Directive ▸ Filter the data below for the string "System" and copy each matching line.
□ □ □
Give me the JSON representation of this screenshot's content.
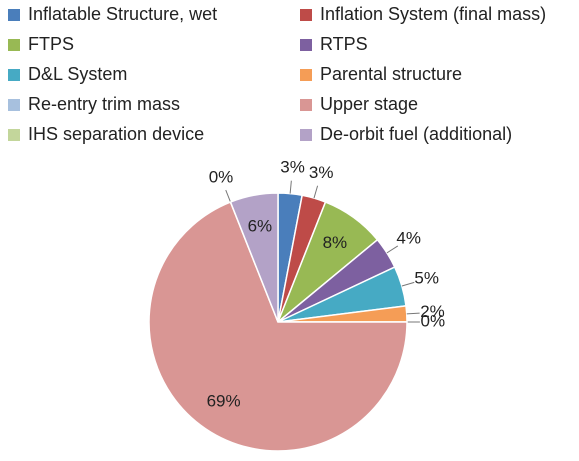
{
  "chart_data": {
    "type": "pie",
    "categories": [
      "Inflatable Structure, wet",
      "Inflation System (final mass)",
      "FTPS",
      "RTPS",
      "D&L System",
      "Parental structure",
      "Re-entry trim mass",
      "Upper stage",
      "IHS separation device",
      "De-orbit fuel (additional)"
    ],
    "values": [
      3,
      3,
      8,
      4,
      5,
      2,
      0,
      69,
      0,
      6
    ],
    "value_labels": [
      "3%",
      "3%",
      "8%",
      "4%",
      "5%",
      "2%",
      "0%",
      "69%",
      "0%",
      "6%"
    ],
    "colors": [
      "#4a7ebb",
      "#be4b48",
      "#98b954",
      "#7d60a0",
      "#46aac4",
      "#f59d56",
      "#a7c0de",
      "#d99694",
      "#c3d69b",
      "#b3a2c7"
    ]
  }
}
□ □ □
In response ▸
      "Inflation System (final mass)",
      "D&L System",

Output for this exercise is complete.